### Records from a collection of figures
--*--

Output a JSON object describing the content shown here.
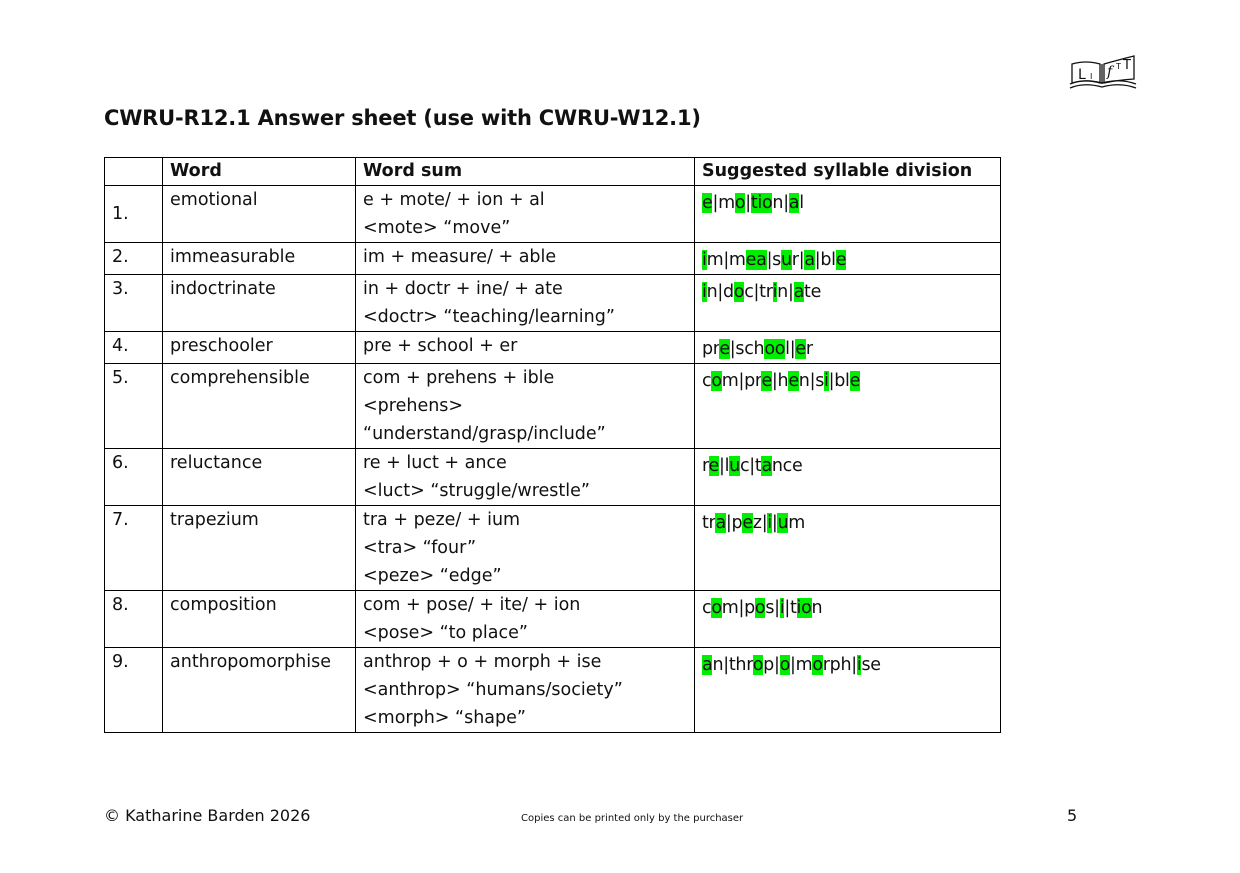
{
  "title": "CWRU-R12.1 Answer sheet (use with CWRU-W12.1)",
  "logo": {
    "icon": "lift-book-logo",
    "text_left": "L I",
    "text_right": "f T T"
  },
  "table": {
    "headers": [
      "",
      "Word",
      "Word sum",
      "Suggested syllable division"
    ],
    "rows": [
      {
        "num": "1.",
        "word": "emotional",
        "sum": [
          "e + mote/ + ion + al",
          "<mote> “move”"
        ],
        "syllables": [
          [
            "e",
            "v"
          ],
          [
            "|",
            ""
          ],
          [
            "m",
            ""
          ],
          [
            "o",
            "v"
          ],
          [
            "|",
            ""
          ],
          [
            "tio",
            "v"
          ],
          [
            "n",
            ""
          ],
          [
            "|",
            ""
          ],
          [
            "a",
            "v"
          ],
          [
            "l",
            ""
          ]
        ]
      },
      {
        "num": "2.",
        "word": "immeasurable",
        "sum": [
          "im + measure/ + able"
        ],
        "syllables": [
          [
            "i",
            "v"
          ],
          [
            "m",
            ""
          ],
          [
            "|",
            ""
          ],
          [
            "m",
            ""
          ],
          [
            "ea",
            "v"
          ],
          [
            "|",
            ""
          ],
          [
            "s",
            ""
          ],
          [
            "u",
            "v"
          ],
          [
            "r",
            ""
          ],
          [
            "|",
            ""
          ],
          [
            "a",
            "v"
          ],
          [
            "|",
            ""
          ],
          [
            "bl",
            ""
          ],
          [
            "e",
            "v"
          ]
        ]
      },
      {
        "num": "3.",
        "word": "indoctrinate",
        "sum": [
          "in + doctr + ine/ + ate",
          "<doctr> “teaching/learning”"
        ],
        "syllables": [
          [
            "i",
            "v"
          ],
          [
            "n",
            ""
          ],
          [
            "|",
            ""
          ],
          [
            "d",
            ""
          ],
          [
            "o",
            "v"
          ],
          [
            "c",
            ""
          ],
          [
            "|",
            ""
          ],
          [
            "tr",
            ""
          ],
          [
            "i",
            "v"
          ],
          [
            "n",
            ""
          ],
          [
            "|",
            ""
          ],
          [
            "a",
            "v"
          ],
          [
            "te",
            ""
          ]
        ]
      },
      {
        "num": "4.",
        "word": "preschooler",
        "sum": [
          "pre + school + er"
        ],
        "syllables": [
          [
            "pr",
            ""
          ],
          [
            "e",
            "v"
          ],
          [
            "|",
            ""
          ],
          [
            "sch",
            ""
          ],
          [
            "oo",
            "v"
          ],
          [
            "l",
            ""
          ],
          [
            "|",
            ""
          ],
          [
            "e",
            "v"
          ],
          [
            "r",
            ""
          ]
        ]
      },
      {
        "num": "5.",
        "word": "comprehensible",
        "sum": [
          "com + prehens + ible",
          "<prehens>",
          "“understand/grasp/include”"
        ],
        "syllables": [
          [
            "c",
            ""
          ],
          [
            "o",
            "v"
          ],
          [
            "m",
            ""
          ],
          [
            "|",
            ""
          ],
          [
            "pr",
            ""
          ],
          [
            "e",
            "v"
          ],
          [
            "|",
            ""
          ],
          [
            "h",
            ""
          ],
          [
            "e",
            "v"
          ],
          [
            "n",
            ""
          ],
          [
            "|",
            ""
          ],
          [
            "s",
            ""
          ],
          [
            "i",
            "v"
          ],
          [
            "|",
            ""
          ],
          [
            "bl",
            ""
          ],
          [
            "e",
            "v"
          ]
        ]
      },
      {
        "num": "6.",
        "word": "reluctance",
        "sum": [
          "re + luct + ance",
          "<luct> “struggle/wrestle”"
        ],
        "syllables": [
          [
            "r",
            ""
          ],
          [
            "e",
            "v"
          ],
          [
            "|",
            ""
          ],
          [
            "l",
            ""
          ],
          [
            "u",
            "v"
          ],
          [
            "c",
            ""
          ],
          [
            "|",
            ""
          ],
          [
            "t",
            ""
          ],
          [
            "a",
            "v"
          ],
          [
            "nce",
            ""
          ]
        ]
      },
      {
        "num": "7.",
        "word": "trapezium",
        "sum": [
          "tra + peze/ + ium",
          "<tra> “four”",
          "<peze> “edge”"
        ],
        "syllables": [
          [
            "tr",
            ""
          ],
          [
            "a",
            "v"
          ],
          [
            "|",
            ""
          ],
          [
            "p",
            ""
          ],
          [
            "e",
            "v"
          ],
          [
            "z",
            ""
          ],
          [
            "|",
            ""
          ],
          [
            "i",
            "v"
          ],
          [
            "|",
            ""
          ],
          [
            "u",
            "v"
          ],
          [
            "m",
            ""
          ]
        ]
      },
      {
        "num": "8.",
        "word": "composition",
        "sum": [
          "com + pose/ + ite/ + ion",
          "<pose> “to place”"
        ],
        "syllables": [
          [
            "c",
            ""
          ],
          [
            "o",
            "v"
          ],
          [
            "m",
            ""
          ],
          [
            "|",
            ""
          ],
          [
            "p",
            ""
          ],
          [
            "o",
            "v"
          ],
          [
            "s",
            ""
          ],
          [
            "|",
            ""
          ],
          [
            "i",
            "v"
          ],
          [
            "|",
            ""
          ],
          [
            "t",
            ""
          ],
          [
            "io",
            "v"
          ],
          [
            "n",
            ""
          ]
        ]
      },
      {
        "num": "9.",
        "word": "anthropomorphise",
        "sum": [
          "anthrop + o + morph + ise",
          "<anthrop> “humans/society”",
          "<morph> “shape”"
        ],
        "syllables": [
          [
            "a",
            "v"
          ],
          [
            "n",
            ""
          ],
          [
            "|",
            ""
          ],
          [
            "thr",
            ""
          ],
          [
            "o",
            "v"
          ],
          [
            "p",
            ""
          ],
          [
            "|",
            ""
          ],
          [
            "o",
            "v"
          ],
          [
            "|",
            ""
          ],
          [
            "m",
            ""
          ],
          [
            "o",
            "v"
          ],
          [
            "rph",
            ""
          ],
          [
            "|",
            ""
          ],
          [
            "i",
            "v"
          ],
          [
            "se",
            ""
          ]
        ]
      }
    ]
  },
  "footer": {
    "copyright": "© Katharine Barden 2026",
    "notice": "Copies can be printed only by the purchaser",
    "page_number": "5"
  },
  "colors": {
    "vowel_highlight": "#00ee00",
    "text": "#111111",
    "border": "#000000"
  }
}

--*--

### EXERCISE DIRECTIONS
Make an exact copy of all the material, but keep the pictures out of it.

### TASK RESPONSE
Output a JSON object describing the content shown here.
{
  "title": "CWRU-R12.1 Answer sheet (use with CWRU-W12.1)",
  "logo": {
    "icon": "lift-book-logo",
    "text_left": "L I",
    "text_right": "f T T"
  },
  "table": {
    "headers": [
      "",
      "Word",
      "Word sum",
      "Suggested syllable division"
    ],
    "rows": [
      {
        "num": "1.",
        "word": "emotional",
        "sum": [
          "e + mote/ + ion + al",
          "<mote> “move”"
        ],
        "syllables": [
          [
            "e",
            "v"
          ],
          [
            "|",
            ""
          ],
          [
            "m",
            ""
          ],
          [
            "o",
            "v"
          ],
          [
            "|",
            ""
          ],
          [
            "tio",
            "v"
          ],
          [
            "n",
            ""
          ],
          [
            "|",
            ""
          ],
          [
            "a",
            "v"
          ],
          [
            "l",
            ""
          ]
        ]
      },
      {
        "num": "2.",
        "word": "immeasurable",
        "sum": [
          "im + measure/ + able"
        ],
        "syllables": [
          [
            "i",
            "v"
          ],
          [
            "m",
            ""
          ],
          [
            "|",
            ""
          ],
          [
            "m",
            ""
          ],
          [
            "ea",
            "v"
          ],
          [
            "|",
            ""
          ],
          [
            "s",
            ""
          ],
          [
            "u",
            "v"
          ],
          [
            "r",
            ""
          ],
          [
            "|",
            ""
          ],
          [
            "a",
            "v"
          ],
          [
            "|",
            ""
          ],
          [
            "bl",
            ""
          ],
          [
            "e",
            "v"
          ]
        ]
      },
      {
        "num": "3.",
        "word": "indoctrinate",
        "sum": [
          "in + doctr + ine/ + ate",
          "<doctr> “teaching/learning”"
        ],
        "syllables": [
          [
            "i",
            "v"
          ],
          [
            "n",
            ""
          ],
          [
            "|",
            ""
          ],
          [
            "d",
            ""
          ],
          [
            "o",
            "v"
          ],
          [
            "c",
            ""
          ],
          [
            "|",
            ""
          ],
          [
            "tr",
            ""
          ],
          [
            "i",
            "v"
          ],
          [
            "n",
            ""
          ],
          [
            "|",
            ""
          ],
          [
            "a",
            "v"
          ],
          [
            "te",
            ""
          ]
        ]
      },
      {
        "num": "4.",
        "word": "preschooler",
        "sum": [
          "pre + school + er"
        ],
        "syllables": [
          [
            "pr",
            ""
          ],
          [
            "e",
            "v"
          ],
          [
            "|",
            ""
          ],
          [
            "sch",
            ""
          ],
          [
            "oo",
            "v"
          ],
          [
            "l",
            ""
          ],
          [
            "|",
            ""
          ],
          [
            "e",
            "v"
          ],
          [
            "r",
            ""
          ]
        ]
      },
      {
        "num": "5.",
        "word": "comprehensible",
        "sum": [
          "com + prehens + ible",
          "<prehens>",
          "“understand/grasp/include”"
        ],
        "syllables": [
          [
            "c",
            ""
          ],
          [
            "o",
            "v"
          ],
          [
            "m",
            ""
          ],
          [
            "|",
            ""
          ],
          [
            "pr",
            ""
          ],
          [
            "e",
            "v"
          ],
          [
            "|",
            ""
          ],
          [
            "h",
            ""
          ],
          [
            "e",
            "v"
          ],
          [
            "n",
            ""
          ],
          [
            "|",
            ""
          ],
          [
            "s",
            ""
          ],
          [
            "i",
            "v"
          ],
          [
            "|",
            ""
          ],
          [
            "bl",
            ""
          ],
          [
            "e",
            "v"
          ]
        ]
      },
      {
        "num": "6.",
        "word": "reluctance",
        "sum": [
          "re + luct + ance",
          "<luct> “struggle/wrestle”"
        ],
        "syllables": [
          [
            "r",
            ""
          ],
          [
            "e",
            "v"
          ],
          [
            "|",
            ""
          ],
          [
            "l",
            ""
          ],
          [
            "u",
            "v"
          ],
          [
            "c",
            ""
          ],
          [
            "|",
            ""
          ],
          [
            "t",
            ""
          ],
          [
            "a",
            "v"
          ],
          [
            "nce",
            ""
          ]
        ]
      },
      {
        "num": "7.",
        "word": "trapezium",
        "sum": [
          "tra + peze/ + ium",
          "<tra> “four”",
          "<peze> “edge”"
        ],
        "syllables": [
          [
            "tr",
            ""
          ],
          [
            "a",
            "v"
          ],
          [
            "|",
            ""
          ],
          [
            "p",
            ""
          ],
          [
            "e",
            "v"
          ],
          [
            "z",
            ""
          ],
          [
            "|",
            ""
          ],
          [
            "i",
            "v"
          ],
          [
            "|",
            ""
          ],
          [
            "u",
            "v"
          ],
          [
            "m",
            ""
          ]
        ]
      },
      {
        "num": "8.",
        "word": "composition",
        "sum": [
          "com + pose/ + ite/ + ion",
          "<pose> “to place”"
        ],
        "syllables": [
          [
            "c",
            ""
          ],
          [
            "o",
            "v"
          ],
          [
            "m",
            ""
          ],
          [
            "|",
            ""
          ],
          [
            "p",
            ""
          ],
          [
            "o",
            "v"
          ],
          [
            "s",
            ""
          ],
          [
            "|",
            ""
          ],
          [
            "i",
            "v"
          ],
          [
            "|",
            ""
          ],
          [
            "t",
            ""
          ],
          [
            "io",
            "v"
          ],
          [
            "n",
            ""
          ]
        ]
      },
      {
        "num": "9.",
        "word": "anthropomorphise",
        "sum": [
          "anthrop + o + morph + ise",
          "<anthrop> “humans/society”",
          "<morph> “shape”"
        ],
        "syllables": [
          [
            "a",
            "v"
          ],
          [
            "n",
            ""
          ],
          [
            "|",
            ""
          ],
          [
            "thr",
            ""
          ],
          [
            "o",
            "v"
          ],
          [
            "p",
            ""
          ],
          [
            "|",
            ""
          ],
          [
            "o",
            "v"
          ],
          [
            "|",
            ""
          ],
          [
            "m",
            ""
          ],
          [
            "o",
            "v"
          ],
          [
            "rph",
            ""
          ],
          [
            "|",
            ""
          ],
          [
            "i",
            "v"
          ],
          [
            "se",
            ""
          ]
        ]
      }
    ]
  },
  "footer": {
    "copyright": "© Katharine Barden 2026",
    "notice": "Copies can be printed only by the purchaser",
    "page_number": "5"
  },
  "colors": {
    "vowel_highlight": "#00ee00",
    "text": "#111111",
    "border": "#000000"
  }
}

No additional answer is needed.